-- begin Records provided --

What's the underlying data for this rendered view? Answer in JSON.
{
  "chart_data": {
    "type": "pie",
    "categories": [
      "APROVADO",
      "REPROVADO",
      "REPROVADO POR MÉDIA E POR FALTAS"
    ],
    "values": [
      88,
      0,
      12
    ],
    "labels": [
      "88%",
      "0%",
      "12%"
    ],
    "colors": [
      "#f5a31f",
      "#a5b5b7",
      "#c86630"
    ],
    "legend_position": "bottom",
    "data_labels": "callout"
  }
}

-- end Records provided --

(Your goal): Extract the complete listing verbatim.

(Solution for this exercise):
What's the underlying data for this rendered view? Answer in JSON.
{
  "chart_data": {
    "type": "pie",
    "categories": [
      "APROVADO",
      "REPROVADO",
      "REPROVADO POR MÉDIA E POR FALTAS"
    ],
    "values": [
      88,
      0,
      12
    ],
    "labels": [
      "88%",
      "0%",
      "12%"
    ],
    "colors": [
      "#f5a31f",
      "#a5b5b7",
      "#c86630"
    ],
    "legend_position": "bottom",
    "data_labels": "callout"
  }
}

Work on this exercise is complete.